● Written problem A: Name every fuel that the car carrier order text says the new vessels will run on or be ready for.
● Written problem B: Write a continuation of the text on the Seaspan and Hyundai Glovis car carrier order, beginning after its last sentence.

Seaspan and Hyundai Glovis joined forces to order six large LNG dual-fuel pure car and truck carriers from China’s Shanghai Waigaoqiao Shipbuilding (SWS).

The deal for the PCTCs with a capacity of 10,800 ceu also includes an option for four additional vessels, according to Seaspan’s parent Atlas.

Besides LNG dual-fuel propulsion, the PCTCs will be ammonia and methanol-ready, it said.

“The vessels will be under long-term time charter upon delivery and, as the largest PCTCs under development to date, will bring unparalleled quality, scale, and flexibility to Glovis,” the statement said.

With this PCTC order, Canada-based Seaspan enters a new segment and adds to its existing 70-vessel newbuild program which includes 25 dual-fuel LNG containerships.

Seaspan did not provide the price tag of the deal.

CSSC’s SWS said in a separate statement that the vessels will have 14 car decks and that the yard now has in total 16 PCTCs on order.

● Listed records:
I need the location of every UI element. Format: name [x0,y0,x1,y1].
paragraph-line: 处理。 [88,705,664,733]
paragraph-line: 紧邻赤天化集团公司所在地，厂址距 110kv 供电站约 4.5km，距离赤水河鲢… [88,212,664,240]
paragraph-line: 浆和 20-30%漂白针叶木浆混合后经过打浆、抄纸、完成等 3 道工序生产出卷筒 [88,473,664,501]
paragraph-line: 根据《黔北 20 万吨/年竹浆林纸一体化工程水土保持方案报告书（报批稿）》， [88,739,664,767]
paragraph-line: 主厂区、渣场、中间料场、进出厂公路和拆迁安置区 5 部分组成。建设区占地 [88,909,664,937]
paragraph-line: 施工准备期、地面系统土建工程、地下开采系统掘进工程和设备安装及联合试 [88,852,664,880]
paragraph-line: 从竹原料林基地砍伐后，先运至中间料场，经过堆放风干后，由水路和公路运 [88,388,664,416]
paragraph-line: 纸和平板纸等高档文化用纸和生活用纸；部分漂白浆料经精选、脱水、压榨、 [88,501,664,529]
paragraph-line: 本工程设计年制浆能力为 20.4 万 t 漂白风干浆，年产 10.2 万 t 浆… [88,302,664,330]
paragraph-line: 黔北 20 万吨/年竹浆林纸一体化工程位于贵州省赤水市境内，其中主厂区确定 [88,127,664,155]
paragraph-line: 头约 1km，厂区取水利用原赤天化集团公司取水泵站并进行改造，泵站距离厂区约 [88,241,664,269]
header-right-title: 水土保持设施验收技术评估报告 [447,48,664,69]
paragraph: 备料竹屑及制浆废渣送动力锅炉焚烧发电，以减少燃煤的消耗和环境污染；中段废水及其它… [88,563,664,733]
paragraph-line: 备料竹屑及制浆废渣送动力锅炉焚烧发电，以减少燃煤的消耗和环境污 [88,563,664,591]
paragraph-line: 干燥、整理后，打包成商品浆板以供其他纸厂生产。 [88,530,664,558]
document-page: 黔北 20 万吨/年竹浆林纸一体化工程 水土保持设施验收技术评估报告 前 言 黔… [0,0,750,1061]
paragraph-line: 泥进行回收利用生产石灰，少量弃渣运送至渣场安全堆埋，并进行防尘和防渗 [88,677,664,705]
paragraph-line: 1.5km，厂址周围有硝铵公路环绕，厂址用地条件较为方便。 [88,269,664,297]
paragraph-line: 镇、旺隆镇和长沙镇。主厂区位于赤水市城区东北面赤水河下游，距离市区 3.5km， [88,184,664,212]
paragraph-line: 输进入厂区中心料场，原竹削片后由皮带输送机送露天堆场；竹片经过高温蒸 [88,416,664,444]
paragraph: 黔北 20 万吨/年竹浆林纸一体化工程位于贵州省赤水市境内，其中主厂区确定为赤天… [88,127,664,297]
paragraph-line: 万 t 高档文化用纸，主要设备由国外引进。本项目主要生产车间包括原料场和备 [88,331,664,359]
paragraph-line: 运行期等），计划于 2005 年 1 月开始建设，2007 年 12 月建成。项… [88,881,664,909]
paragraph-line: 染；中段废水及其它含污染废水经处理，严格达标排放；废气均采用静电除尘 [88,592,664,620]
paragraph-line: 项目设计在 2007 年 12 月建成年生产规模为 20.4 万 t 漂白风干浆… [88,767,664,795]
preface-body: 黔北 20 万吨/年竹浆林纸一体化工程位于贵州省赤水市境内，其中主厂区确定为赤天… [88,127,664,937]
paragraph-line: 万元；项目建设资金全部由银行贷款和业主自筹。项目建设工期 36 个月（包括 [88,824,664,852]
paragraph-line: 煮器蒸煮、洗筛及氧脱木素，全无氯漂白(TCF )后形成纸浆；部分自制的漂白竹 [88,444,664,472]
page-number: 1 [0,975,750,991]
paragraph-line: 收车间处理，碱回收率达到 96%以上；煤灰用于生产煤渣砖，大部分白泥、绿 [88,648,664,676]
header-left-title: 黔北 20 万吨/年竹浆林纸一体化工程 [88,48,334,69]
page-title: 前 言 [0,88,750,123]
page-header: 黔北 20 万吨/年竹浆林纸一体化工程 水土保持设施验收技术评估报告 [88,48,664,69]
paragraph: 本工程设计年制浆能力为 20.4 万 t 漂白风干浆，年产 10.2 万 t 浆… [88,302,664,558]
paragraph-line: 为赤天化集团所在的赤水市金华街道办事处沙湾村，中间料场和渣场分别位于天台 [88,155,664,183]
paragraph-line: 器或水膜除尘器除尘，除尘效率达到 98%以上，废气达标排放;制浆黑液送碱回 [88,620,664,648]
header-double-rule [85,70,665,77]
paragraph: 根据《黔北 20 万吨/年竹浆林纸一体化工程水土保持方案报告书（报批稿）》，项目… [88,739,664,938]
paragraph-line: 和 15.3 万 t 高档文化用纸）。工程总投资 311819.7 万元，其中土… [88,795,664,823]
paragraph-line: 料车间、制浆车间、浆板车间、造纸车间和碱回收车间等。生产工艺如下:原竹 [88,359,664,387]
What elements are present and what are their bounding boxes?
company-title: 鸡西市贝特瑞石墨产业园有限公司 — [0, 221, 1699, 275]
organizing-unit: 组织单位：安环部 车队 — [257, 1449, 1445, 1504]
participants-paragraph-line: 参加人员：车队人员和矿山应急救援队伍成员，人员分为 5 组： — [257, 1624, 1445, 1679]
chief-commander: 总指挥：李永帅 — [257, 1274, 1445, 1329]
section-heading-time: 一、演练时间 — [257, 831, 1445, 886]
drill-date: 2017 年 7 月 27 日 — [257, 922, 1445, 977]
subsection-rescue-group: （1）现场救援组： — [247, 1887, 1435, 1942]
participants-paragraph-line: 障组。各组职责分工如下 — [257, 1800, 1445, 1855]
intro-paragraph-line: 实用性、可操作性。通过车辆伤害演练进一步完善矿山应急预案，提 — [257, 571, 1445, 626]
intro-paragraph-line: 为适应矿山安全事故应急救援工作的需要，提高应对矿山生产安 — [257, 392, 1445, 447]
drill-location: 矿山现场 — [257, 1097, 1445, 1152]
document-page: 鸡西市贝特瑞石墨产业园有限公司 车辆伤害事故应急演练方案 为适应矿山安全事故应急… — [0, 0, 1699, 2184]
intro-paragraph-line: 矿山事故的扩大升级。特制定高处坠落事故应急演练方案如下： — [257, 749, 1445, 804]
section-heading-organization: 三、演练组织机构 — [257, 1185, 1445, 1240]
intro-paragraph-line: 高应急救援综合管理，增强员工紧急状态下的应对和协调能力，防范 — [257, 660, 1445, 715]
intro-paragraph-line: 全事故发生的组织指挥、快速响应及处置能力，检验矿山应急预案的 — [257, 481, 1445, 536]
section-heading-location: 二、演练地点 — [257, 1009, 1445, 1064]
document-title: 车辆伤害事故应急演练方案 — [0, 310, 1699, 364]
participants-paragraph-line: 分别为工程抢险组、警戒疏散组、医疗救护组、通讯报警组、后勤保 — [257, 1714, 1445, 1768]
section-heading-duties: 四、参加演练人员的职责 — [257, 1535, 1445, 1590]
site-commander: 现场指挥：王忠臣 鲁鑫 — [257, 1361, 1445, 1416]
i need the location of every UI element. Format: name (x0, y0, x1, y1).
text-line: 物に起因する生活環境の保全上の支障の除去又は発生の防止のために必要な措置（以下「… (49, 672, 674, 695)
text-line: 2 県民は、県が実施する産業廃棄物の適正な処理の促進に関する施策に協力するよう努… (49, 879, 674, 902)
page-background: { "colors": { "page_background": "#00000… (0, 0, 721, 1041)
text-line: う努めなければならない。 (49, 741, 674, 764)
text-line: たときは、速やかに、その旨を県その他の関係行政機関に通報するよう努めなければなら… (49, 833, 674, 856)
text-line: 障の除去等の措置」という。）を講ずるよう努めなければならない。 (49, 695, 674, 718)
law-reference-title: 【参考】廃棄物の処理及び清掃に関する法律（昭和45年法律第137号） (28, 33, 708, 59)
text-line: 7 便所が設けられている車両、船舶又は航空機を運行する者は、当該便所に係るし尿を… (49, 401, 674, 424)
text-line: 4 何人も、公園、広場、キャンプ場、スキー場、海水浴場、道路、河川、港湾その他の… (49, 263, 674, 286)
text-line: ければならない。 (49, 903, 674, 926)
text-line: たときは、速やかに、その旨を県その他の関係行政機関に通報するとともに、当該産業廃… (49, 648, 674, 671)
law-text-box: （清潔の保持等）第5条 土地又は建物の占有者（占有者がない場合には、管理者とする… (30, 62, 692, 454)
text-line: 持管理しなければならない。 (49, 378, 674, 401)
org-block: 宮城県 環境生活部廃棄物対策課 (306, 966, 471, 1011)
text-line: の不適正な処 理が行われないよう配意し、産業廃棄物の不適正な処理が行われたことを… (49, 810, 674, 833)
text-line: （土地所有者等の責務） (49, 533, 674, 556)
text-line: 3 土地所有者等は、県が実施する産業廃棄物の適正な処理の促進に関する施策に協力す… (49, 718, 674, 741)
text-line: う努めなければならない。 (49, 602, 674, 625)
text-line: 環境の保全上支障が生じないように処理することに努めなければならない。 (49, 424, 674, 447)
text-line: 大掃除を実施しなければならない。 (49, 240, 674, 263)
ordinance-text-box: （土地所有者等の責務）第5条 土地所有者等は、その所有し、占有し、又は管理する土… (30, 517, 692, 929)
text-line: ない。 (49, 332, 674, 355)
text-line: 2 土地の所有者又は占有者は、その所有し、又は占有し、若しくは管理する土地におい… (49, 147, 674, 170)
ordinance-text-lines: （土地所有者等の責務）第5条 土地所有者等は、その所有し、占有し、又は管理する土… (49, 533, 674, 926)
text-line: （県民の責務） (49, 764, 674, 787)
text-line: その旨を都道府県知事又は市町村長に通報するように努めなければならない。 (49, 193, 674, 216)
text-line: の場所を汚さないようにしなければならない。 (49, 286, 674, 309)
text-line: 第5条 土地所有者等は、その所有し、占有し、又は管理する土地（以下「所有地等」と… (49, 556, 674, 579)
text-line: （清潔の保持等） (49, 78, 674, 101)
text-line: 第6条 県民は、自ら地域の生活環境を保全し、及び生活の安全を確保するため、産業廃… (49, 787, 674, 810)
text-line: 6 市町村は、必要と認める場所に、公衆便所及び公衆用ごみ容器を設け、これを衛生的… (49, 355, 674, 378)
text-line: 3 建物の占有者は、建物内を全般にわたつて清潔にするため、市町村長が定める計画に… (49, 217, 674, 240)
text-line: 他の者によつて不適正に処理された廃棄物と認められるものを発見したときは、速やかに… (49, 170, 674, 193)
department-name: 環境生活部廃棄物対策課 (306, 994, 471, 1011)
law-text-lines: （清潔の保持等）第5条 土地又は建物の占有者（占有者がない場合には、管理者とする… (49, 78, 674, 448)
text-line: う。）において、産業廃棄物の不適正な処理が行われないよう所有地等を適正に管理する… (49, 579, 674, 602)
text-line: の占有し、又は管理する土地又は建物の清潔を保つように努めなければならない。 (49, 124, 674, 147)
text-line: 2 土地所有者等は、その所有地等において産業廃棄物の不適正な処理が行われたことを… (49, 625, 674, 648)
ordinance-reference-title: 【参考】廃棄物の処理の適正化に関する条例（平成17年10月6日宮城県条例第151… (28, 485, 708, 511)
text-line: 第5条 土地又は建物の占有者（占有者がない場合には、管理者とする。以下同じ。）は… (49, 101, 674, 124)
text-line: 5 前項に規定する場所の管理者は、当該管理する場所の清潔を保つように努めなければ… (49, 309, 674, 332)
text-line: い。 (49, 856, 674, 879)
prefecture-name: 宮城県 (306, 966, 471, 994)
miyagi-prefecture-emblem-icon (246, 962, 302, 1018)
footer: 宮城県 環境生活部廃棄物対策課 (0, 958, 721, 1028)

● Task result A: LNG, ammonia, methanol

● Task result B:
Image: Atlas

South Korea’s Hyundai Glovis recently revealed plans to order 12 LNG dual-fuel car carriers worth about $1.84 billion.

The South Korean operator of a large PCTC fleet and the shipping unit of Hyundai Motor Group said its board approved the investment on October 26.

The firm said at the time that it expects to take delivery of the final vessel in September 2027.

Hyundai Glovis had 116 vessels in its fleet as of the end of the last year, including over 80 PCTCs, its website shows.

Last year, Hyundai Glovis also entered the LNG transportation business after signing a 10-year charter deal for one newbuild LNG carrier with Australia’s Woodside.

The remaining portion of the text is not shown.